### What the task requires
Extract all lines from the data beneath that include the word "text".

### Dataset extract

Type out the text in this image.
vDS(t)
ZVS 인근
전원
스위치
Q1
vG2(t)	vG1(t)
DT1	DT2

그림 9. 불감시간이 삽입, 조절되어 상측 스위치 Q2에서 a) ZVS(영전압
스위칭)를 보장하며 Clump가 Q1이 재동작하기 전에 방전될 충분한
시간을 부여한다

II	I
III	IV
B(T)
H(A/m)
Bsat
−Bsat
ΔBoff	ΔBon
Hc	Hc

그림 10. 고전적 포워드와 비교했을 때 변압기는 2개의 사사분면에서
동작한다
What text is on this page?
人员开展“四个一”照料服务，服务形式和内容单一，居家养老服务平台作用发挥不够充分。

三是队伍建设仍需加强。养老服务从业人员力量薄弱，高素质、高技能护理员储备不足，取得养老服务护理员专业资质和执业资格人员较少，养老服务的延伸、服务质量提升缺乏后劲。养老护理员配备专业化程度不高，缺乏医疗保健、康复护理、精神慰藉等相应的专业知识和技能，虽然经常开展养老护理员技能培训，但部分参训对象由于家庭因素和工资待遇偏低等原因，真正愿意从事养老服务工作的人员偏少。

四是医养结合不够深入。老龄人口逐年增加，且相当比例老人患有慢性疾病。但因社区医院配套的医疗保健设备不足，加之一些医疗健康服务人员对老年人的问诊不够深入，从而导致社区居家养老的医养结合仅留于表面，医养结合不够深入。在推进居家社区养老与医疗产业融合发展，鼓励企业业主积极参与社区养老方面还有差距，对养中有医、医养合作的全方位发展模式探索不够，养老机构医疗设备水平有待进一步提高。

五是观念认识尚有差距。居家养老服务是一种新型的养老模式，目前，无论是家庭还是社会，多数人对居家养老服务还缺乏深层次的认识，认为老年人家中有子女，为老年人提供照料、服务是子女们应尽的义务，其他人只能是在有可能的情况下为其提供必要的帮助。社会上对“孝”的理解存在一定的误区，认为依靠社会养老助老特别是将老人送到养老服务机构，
==
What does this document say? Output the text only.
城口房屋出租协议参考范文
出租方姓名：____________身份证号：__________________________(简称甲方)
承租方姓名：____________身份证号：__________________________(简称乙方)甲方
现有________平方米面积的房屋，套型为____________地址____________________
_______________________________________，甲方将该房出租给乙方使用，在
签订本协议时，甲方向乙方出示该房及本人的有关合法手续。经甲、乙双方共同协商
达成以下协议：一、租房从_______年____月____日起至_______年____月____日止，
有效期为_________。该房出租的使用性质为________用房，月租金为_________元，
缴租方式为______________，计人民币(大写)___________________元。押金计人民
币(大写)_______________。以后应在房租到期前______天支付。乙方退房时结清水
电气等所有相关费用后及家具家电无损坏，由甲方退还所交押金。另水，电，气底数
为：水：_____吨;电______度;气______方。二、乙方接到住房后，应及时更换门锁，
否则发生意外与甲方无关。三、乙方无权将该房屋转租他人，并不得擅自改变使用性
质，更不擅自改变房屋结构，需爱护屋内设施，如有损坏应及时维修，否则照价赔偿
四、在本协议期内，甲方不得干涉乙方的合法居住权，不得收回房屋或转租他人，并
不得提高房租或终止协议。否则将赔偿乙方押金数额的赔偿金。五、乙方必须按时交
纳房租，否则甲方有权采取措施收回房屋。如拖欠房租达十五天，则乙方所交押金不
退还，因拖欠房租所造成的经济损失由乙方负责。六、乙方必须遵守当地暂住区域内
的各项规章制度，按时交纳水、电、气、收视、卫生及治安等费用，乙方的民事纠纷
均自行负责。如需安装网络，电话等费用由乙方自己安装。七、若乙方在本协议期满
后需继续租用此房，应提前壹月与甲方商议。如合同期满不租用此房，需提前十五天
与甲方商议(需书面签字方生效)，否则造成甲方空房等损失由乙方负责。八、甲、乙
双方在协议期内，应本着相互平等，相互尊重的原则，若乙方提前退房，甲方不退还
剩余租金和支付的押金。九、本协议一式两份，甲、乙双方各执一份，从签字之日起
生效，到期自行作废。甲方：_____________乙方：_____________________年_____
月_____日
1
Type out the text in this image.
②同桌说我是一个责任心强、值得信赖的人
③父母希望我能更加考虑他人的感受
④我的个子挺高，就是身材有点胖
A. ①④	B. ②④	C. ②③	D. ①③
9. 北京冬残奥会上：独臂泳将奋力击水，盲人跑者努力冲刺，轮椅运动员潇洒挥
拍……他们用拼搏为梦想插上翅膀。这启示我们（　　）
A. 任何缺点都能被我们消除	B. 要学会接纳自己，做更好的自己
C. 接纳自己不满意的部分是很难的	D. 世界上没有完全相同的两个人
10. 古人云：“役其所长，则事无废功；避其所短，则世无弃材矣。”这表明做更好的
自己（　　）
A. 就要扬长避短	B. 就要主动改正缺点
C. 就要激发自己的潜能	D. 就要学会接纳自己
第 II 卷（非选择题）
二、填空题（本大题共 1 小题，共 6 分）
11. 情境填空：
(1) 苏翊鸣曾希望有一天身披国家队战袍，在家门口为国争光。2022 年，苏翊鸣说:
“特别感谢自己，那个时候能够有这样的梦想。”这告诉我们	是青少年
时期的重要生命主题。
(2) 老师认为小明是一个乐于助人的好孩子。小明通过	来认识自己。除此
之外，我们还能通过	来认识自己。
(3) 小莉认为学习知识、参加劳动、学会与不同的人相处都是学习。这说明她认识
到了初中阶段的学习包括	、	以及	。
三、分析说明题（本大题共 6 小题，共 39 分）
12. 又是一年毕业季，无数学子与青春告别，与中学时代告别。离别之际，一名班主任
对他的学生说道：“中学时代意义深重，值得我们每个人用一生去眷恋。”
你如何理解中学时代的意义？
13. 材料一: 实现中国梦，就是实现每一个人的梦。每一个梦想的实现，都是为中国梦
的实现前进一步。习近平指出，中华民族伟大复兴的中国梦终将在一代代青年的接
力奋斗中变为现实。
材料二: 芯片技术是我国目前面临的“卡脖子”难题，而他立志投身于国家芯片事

### Response
Type out the text in this image.
What text is on this page?
What does this document say? Output the text only.
Type out the text in this image.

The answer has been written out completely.